• **Stated task**
In the forum thread on motorhome seatbelts:
(a) Which seats does citroennut call the safest in a frontal accident?
(b) What price per belt does timbop37 give for TOWtal, and what does it include?
(c) Where did 105746 bolt the seat belt frame?

• **Quoted text**
---+---
# Fiat ducato hymer 4 berth 1991 model seatbelts



## 107569 (Oct 11, 2007)

The 4 seats in the back of the van do not have seatbelts 2 forward facing and 2 rear facing do they need belts and where do you anker them and what type any info please many thanks


----------



## citroennut (May 16, 2005)

hi ian,
easy answer is, you don't need them in the rear if they are not already fitted. obviously you have children, hence the question. if there are only two then i would advise to seat them in the rear facing seats as they are the safest in the advent of a frontal accident. if there are more than two then there will probably only be the chance of fitting lap belts to the front facing seats and obviously these are not the most secure and it is then a case of which child faces front. there will probably not be a mounting point for a 3 point belt. if you have more than two kids it is a tough decision. hope you can sort something out, and a reason people try to buy newer to accomodate this.

cheers
simon


----------



## timbop37 (Jun 28, 2006)

Ian

TOWtal (www.towtal.co.uk) in Stoke on Trent fit seatbelts in motorhomes. They are about £75 per belt, which includes a subframe. This is only lapbelts as you would be hard pushed to find anyone fitting 3 point belts. I certainly couldn't.

Regards

Tim


----------



## 105746 (Jul 10, 2007)

*3 point seat belts on a Hymer 644*

http://cheyenneimports.co.uk/content/seatbelts.html


----------



## citroennut (May 16, 2005)

hi robnteresa,

what's it bolted to? there are very high stresses put on seat belt mountings in the event of an accident and m/home internal walls are very thin. i would be careful of this.
simon


----------



## StAubyns (Jun 4, 2006)

This thread may be of some use 

http://www.motorhomefacts.com/ftopict-41074-.html

Geoff


----------



## 105746 (Jul 10, 2007)

Hi Simon
We bolted the frame straight through the floor onto the chassis hangers. The high tensile bolts are very long because of the thick floor but the MOT tester said that this is overkill and would probably stand up as good as or even better than the factory fitted seat belts.They arent fixed to any internal walls whatsoever. You are correct when you say about the flimsyness of the interior contruction.

Take a look at the link that shows the fixing of the seat belts on the underside.

http://www.cheyenneimports.co.uk/content/seatbelts.html


----------



## 116248 (Sep 2, 2008)

Hi 
That seat belt anchor looks mighty dangerous. If you have a head on collision the first thing the passenger will do is go forwards the second is go backwards with the risk of meeting the anchor with their head. This risk will be increased if the impact is to one side. I head restraints and padding around the structure as a minimum precaution.


----------
---+---
A block of data:
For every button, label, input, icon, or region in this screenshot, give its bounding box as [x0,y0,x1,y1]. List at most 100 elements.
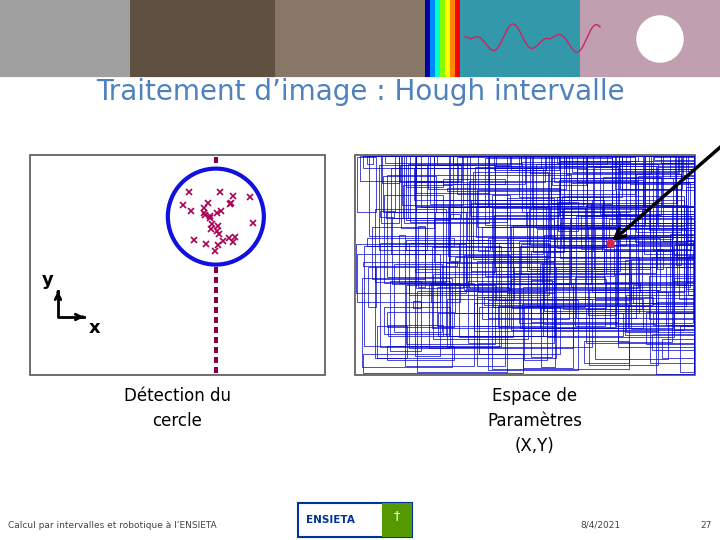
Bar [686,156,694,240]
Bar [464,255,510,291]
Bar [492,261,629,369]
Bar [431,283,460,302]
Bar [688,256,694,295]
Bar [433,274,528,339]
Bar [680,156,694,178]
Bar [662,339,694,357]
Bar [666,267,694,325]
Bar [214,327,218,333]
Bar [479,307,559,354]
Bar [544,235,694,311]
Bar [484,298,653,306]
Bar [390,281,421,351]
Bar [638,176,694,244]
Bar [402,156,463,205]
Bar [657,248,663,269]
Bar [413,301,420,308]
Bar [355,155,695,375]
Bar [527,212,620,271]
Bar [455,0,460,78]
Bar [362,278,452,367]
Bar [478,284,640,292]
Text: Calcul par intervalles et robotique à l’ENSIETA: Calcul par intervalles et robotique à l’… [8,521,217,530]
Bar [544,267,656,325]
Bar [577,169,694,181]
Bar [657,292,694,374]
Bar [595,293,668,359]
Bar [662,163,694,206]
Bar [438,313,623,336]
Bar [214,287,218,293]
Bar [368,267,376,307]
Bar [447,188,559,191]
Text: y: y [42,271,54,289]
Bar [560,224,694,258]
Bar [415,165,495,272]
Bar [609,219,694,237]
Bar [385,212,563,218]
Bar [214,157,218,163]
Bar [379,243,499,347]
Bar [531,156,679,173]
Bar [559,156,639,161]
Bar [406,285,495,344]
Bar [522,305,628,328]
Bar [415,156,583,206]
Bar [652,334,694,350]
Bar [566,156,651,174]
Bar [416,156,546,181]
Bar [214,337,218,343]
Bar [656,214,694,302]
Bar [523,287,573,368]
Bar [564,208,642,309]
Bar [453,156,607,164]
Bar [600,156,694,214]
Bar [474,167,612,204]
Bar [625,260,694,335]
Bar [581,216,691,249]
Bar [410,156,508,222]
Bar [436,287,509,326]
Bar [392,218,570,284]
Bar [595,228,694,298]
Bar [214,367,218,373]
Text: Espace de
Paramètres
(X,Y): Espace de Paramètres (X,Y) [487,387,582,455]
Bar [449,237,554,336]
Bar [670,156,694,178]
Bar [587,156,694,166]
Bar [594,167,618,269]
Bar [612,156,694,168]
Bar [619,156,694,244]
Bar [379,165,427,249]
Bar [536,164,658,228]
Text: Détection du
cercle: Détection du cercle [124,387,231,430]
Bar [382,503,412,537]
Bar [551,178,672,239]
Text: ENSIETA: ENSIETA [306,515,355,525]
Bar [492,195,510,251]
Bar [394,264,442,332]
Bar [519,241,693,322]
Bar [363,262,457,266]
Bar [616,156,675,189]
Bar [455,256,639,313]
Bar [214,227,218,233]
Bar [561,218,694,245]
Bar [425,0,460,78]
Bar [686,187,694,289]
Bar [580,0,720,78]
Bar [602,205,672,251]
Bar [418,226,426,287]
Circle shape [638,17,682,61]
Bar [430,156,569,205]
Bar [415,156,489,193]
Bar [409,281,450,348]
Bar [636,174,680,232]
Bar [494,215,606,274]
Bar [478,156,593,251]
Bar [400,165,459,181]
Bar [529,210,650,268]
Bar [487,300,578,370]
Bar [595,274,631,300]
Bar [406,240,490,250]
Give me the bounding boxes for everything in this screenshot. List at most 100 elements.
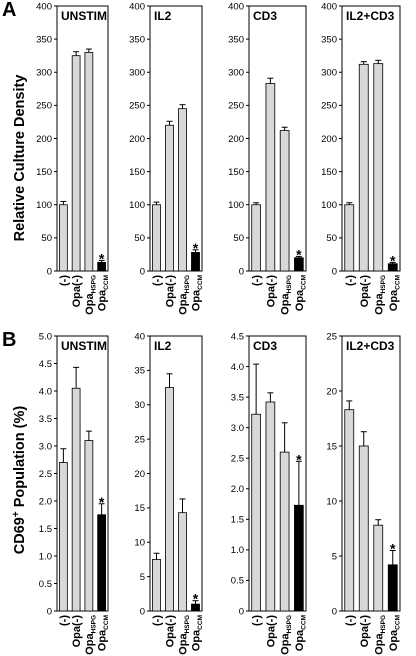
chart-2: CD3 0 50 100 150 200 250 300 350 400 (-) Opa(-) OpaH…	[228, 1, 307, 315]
---+---
• **Task solution**
(a) The rear facing seats.
(b) About £75 per belt, including a subframe.
(c) Straight through the floor onto the chassis hangers.